EXERCISE PROMPT: How many lines of the material below contain the string "pour"? Answer with the number and nothing else.

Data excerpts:
■ ■ ■ ■ ■ ■ ■
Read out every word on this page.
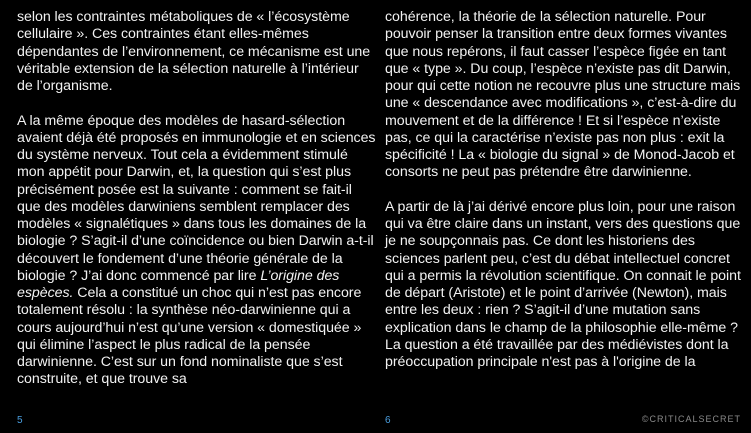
selon les contraintes métaboliques de « l’écosystème cellulaire ». Ces contraintes étant elles-mêmes dépendantes de l’environnement, ce mécanisme est une véritable extension de la sélection naturelle à l’intérieur de l’organisme.

A la même époque des modèles de hasard-sélection avaient déjà été proposés en immunologie et en sciences du système nerveux. Tout cela a évidemment stimulé mon appétit pour Darwin, et, la question qui s’est plus précisément posée est la suivante : comment se fait-il que des modèles darwiniens semblent remplacer des modèles « signalétiques » dans tous les domaines de la biologie ? S’agit-il d’une coïncidence ou bien Darwin a-t-il découvert le fondement d’une théorie générale de la biologie ? J’ai donc commencé par lire L’origine des espèces. Cela a constitué un choc qui n’est pas encore totalement résolu : la synthèse néo-darwinienne qui a cours aujourd’hui n’est qu’une version « domestiquée » qui élimine l’aspect le plus radical de la pensée darwinienne. C’est sur un fond nominaliste que s’est construite, et que trouve sa

cohérence, la théorie de la sélection naturelle. Pour pouvoir penser la transition entre deux formes vivantes que nous repérons, il faut casser l’espèce figée en tant que « type ». Du coup, l’espèce n’existe pas dit Darwin, pour qui cette notion ne recouvre plus une structure mais une « descendance avec modifications », c’est-à-dire du mouvement et de la différence ! Et si l’espèce n’existe pas, ce qui la caractérise n’existe pas non plus : exit la spécificité ! La « biologie du signal » de Monod-Jacob et consorts ne peut pas prétendre être darwinienne.

A partir de là j’ai dérivé encore plus loin, pour une raison qui va être claire dans un instant, vers des questions que je ne soupçonnais pas. Ce dont les historiens des sciences parlent peu, c’est du débat intellectuel concret qui a permis la révolution scientifique. On connait le point de départ (Aristote) et le point d’arrivée (Newton), mais entre les deux : rien ? S’agit-il d’une mutation sans explication dans le champ de la philosophie elle-même ? La question a été travaillée par des médiévistes dont la préoccupation principale n'est pas à l'origine de la

5	6	©CRITICALSECRET
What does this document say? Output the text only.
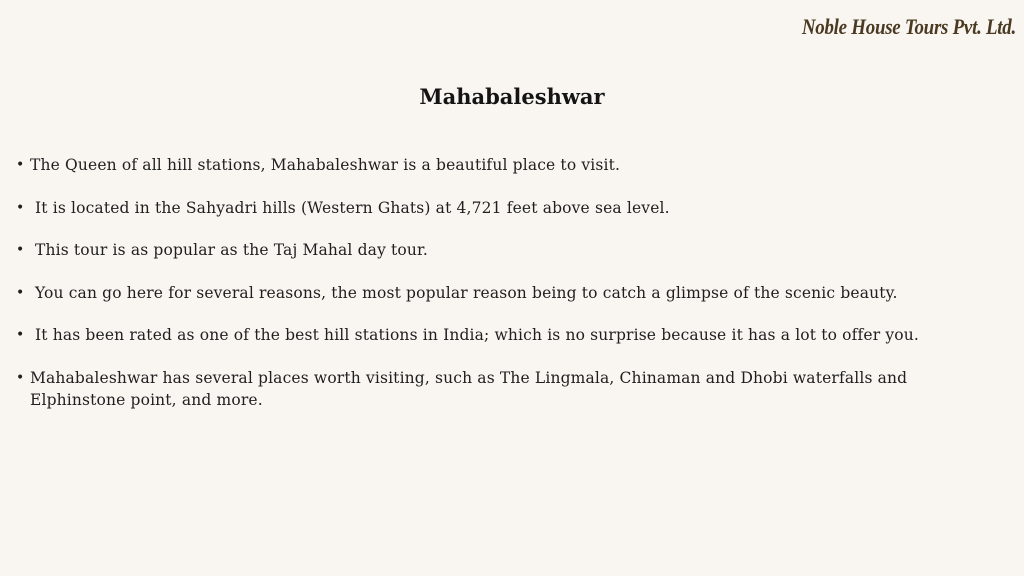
Noble House Tours Pvt. Ltd.
Mahabaleshwar
• The Queen of all hill stations, Mahabaleshwar is a beautiful place to visit.
• It is located in the Sahyadri hills (Western Ghats) at 4,721 feet above sea level.
• This tour is as popular as the Taj Mahal day tour.
• You can go here for several reasons, the most popular reason being to catch a glimpse of the scenic beauty.
• It has been rated as one of the best hill stations in India; which is no surprise because it has a lot to offer you.
• Mahabaleshwar has several places worth visiting, such as The Lingmala, Chinaman and Dhobi waterfalls and Elphinstone point, and more.
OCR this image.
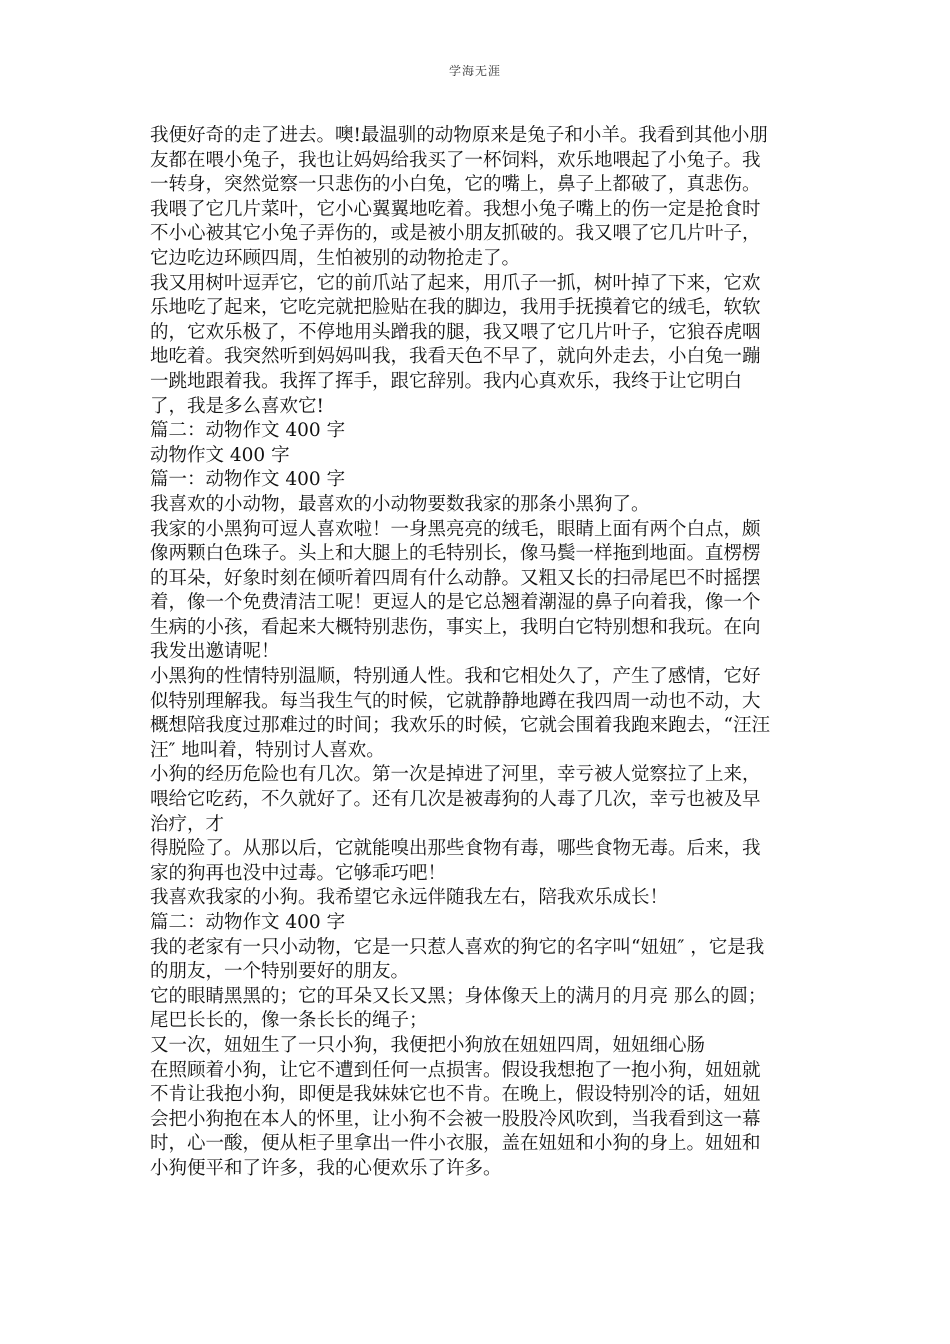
学海无涯

我便好奇的走了进去。噢!最温驯的动物原来是兔子和小羊。我看到其他小朋

友都在喂小兔子，我也让妈妈给我买了一杯饲料，欢乐地喂起了小兔子。我

一转身，突然觉察一只悲伤的小白兔，它的嘴上，鼻子上都破了，真悲伤。

我喂了它几片菜叶，它小心翼翼地吃着。我想小兔子嘴上的伤一定是抢食时

不小心被其它小兔子弄伤的，或是被小朋友抓破的。我又喂了它几片叶子，

它边吃边环顾四周，生怕被别的动物抢走了。

我又用树叶逗弄它，它的前爪站了起来，用爪子一抓，树叶掉了下来，它欢

乐地吃了起来，它吃完就把脸贴在我的脚边，我用手抚摸着它的绒毛，软软

的，它欢乐极了，不停地用头蹭我的腿，我又喂了它几片叶子，它狼吞虎咽

地吃着。我突然听到妈妈叫我，我看天色不早了，就向外走去，小白兔一蹦

一跳地跟着我。我挥了挥手，跟它辞别。我内心真欢乐，我终于让它明白

了，我是多么喜欢它!

篇二：动物作文 400 字

动物作文 400 字

篇一：动物作文 400 字

我喜欢的小动物，最喜欢的小动物要数我家的那条小黑狗了。

我家的小黑狗可逗人喜欢啦！一身黑亮亮的绒毛，眼睛上面有两个白点，颇

像两颗白色珠子。头上和大腿上的毛特别长，像马鬓一样拖到地面。直楞楞

的耳朵，好象时刻在倾听着四周有什么动静。又粗又长的扫帚尾巴不时摇摆

着，像一个免费清洁工呢！更逗人的是它总翘着潮湿的鼻子向着我，像一个

生病的小孩，看起来大概特别悲伤，事实上，我明白它特别想和我玩。在向

我发出邀请呢！

小黑狗的性情特别温顺，特别通人性。我和它相处久了，产生了感情，它好

似特别理解我。每当我生气的时候，它就静静地蹲在我四周一动也不动，大

概想陪我度过那难过的时间；我欢乐的时候，它就会围着我跑来跑去，“汪汪

汪″ 地叫着，特别讨人喜欢。

小狗的经历危险也有几次。第一次是掉进了河里，幸亏被人觉察拉了上来，

喂给它吃药，不久就好了。还有几次是被毒狗的人毒了几次，幸亏也被及早

治疗，才

得脱险了。从那以后，它就能嗅出那些食物有毒，哪些食物无毒。后来，我

家的狗再也没中过毒。它够乖巧吧！

我喜欢我家的小狗。我希望它永远伴随我左右，陪我欢乐成长！

篇二：动物作文 400 字

我的老家有一只小动物，它是一只惹人喜欢的狗它的名字叫“妞妞″ ，它是我

的朋友，一个特别要好的朋友。

它的眼睛黑黑的；它的耳朵又长又黑；身体像天上的满月的月亮 那么的圆；

尾巴长长的，像一条长长的绳子；

又一次，妞妞生了一只小狗，我便把小狗放在妞妞四周，妞妞细心肠

在照顾着小狗，让它不遭到任何一点损害。假设我想抱了一抱小狗，妞妞就

不肯让我抱小狗，即便是我妹妹它也不肯。在晚上，假设特别冷的话，妞妞

会把小狗抱在本人的怀里，让小狗不会被一股股冷风吹到，当我看到这一幕

时，心一酸，便从柜子里拿出一件小衣服，盖在妞妞和小狗的身上。妞妞和

小狗便平和了许多，我的心便欢乐了许多。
■ ■ ■ ■ ■ ■ ■
SOLVED PROBLEM: 3